Work instructions = Search the material for the string "plodnost", then report how many lines hold it, with no other text.

Records from a collection =
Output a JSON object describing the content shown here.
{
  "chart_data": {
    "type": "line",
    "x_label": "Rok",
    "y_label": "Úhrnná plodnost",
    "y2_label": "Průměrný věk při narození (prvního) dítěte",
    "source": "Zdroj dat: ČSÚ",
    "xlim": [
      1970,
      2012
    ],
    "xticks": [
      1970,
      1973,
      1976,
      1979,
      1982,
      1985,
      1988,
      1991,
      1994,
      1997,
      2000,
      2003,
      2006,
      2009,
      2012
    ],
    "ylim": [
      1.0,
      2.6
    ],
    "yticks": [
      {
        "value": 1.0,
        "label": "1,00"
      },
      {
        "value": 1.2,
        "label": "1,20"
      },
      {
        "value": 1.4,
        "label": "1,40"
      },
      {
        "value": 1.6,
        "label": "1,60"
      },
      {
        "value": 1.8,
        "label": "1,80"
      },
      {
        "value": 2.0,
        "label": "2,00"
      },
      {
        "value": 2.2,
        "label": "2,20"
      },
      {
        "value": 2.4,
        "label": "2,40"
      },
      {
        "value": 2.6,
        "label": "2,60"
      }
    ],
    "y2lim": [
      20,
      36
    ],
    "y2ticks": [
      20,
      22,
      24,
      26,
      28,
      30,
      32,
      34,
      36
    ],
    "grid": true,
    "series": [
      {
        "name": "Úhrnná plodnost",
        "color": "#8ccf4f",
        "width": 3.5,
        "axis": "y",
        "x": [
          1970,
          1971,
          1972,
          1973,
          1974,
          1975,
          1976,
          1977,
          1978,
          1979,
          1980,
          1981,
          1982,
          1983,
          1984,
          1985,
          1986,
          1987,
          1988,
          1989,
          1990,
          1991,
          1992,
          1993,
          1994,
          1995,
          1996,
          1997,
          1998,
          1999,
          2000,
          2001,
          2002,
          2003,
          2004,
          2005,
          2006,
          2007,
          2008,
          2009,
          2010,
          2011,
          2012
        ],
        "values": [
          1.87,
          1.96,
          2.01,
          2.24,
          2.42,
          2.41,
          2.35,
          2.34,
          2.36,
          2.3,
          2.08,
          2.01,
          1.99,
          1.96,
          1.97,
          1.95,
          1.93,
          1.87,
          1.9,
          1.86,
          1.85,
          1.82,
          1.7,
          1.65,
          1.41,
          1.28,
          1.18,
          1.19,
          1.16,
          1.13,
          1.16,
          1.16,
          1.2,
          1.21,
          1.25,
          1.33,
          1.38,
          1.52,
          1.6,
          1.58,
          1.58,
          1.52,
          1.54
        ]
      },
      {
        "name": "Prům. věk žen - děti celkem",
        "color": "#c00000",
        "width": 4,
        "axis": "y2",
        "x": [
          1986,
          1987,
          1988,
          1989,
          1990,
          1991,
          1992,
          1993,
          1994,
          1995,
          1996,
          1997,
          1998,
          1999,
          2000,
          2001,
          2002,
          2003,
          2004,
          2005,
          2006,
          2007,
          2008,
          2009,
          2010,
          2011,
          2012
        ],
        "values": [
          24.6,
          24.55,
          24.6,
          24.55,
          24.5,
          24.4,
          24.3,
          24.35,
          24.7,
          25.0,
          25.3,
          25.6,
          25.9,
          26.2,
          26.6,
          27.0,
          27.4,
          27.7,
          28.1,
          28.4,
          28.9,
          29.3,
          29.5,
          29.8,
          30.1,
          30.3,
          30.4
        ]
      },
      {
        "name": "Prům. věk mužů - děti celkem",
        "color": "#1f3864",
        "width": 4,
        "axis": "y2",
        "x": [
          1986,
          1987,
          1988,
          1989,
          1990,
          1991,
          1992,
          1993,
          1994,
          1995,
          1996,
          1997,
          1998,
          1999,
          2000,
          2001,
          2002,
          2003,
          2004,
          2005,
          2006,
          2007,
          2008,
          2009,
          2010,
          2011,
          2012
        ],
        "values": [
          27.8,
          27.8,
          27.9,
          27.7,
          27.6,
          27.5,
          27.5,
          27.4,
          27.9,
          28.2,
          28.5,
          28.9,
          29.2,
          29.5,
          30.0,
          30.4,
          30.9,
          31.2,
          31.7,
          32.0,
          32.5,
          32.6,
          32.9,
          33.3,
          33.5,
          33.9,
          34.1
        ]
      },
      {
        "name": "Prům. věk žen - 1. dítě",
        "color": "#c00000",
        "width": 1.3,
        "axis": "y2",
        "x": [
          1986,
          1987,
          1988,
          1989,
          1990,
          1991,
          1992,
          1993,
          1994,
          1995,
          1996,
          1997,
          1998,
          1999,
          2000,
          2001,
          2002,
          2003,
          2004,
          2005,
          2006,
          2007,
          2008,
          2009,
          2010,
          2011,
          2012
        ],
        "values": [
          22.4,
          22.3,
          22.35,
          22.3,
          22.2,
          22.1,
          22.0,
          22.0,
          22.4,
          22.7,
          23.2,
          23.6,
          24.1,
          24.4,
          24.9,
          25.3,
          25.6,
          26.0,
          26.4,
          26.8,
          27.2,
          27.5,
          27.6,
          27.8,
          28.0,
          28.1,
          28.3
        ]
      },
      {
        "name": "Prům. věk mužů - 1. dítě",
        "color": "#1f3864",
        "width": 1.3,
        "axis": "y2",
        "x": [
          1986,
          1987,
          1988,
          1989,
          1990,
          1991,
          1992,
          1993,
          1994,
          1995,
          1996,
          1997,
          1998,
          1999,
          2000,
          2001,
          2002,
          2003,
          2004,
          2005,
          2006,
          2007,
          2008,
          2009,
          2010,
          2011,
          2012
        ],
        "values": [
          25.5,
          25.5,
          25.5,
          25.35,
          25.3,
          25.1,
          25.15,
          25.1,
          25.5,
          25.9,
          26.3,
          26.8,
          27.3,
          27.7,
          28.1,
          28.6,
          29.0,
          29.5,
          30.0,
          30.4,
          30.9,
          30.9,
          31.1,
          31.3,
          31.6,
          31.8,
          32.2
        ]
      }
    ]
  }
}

Expected output = 2